■ To do ■
Copy out the complete listing, word for word.

■ Data excerpts ■

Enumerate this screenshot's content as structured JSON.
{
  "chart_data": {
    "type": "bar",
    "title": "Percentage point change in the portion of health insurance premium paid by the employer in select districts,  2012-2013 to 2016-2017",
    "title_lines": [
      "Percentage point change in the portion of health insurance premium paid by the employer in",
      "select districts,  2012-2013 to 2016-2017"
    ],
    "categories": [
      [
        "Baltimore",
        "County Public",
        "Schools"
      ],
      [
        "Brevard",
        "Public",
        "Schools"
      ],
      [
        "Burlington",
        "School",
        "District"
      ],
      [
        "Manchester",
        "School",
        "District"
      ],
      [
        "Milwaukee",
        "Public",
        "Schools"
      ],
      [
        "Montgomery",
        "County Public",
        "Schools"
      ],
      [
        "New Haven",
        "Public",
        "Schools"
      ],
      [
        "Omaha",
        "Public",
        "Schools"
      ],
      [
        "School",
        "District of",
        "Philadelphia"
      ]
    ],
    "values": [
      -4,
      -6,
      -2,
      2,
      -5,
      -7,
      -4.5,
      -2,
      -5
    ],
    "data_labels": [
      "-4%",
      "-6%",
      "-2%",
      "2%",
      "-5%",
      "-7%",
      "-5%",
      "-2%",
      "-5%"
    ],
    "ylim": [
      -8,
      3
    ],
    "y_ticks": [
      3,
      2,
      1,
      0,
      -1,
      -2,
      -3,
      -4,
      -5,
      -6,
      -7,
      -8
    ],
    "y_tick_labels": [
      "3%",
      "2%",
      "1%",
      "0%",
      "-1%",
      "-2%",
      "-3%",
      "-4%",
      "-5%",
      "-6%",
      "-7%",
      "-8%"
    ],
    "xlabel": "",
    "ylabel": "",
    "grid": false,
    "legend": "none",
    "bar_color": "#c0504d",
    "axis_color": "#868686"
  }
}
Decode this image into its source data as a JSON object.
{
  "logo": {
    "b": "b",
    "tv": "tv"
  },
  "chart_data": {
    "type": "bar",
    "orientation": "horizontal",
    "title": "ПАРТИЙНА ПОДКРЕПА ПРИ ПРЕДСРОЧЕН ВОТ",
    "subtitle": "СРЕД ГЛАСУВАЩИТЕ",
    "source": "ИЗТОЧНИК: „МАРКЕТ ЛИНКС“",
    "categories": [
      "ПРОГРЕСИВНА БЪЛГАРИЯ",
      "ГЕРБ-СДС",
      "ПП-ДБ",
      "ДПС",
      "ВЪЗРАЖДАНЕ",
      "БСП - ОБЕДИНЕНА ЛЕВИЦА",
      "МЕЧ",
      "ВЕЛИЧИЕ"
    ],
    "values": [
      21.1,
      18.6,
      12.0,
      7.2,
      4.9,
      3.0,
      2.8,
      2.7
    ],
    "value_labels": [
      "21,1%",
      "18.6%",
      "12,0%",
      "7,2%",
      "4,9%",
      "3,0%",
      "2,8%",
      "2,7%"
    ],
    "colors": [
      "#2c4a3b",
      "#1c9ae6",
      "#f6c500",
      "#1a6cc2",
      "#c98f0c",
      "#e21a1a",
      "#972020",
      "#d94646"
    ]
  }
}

■ Written response ■
Enumerate this screenshot's content as structured JSON.
{
  "chart_data": {
    "type": "bar",
    "title": "Percentage point change in the portion of health insurance premium paid by the employer in select districts,  2012-2013 to 2016-2017",
    "title_lines": [
      "Percentage point change in the portion of health insurance premium paid by the employer in",
      "select districts,  2012-2013 to 2016-2017"
    ],
    "categories": [
      [
        "Baltimore",
        "County Public",
        "Schools"
      ],
      [
        "Brevard",
        "Public",
        "Schools"
      ],
      [
        "Burlington",
        "School",
        "District"
      ],
      [
        "Manchester",
        "School",
        "District"
      ],
      [
        "Milwaukee",
        "Public",
        "Schools"
      ],
      [
        "Montgomery",
        "County Public",
        "Schools"
      ],
      [
        "New Haven",
        "Public",
        "Schools"
      ],
      [
        "Omaha",
        "Public",
        "Schools"
      ],
      [
        "School",
        "District of",
        "Philadelphia"
      ]
    ],
    "values": [
      -4,
      -6,
      -2,
      2,
      -5,
      -7,
      -4.5,
      -2,
      -5
    ],
    "data_labels": [
      "-4%",
      "-6%",
      "-2%",
      "2%",
      "-5%",
      "-7%",
      "-5%",
      "-2%",
      "-5%"
    ],
    "ylim": [
      -8,
      3
    ],
    "y_ticks": [
      3,
      2,
      1,
      0,
      -1,
      -2,
      -3,
      -4,
      -5,
      -6,
      -7,
      -8
    ],
    "y_tick_labels": [
      "3%",
      "2%",
      "1%",
      "0%",
      "-1%",
      "-2%",
      "-3%",
      "-4%",
      "-5%",
      "-6%",
      "-7%",
      "-8%"
    ],
    "xlabel": "",
    "ylabel": "",
    "grid": false,
    "legend": "none",
    "bar_color": "#c0504d",
    "axis_color": "#868686"
  }
}
Decode this image into its source data as a JSON object.
{
  "logo": {
    "b": "b",
    "tv": "tv"
  },
  "chart_data": {
    "type": "bar",
    "orientation": "horizontal",
    "title": "ПАРТИЙНА ПОДКРЕПА ПРИ ПРЕДСРОЧЕН ВОТ",
    "subtitle": "СРЕД ГЛАСУВАЩИТЕ",
    "source": "ИЗТОЧНИК: „МАРКЕТ ЛИНКС“",
    "categories": [
      "ПРОГРЕСИВНА БЪЛГАРИЯ",
      "ГЕРБ-СДС",
      "ПП-ДБ",
      "ДПС",
      "ВЪЗРАЖДАНЕ",
      "БСП - ОБЕДИНЕНА ЛЕВИЦА",
      "МЕЧ",
      "ВЕЛИЧИЕ"
    ],
    "values": [
      21.1,
      18.6,
      12.0,
      7.2,
      4.9,
      3.0,
      2.8,
      2.7
    ],
    "value_labels": [
      "21,1%",
      "18.6%",
      "12,0%",
      "7,2%",
      "4,9%",
      "3,0%",
      "2,8%",
      "2,7%"
    ],
    "colors": [
      "#2c4a3b",
      "#1c9ae6",
      "#f6c500",
      "#1a6cc2",
      "#c98f0c",
      "#e21a1a",
      "#972020",
      "#d94646"
    ]
  }
}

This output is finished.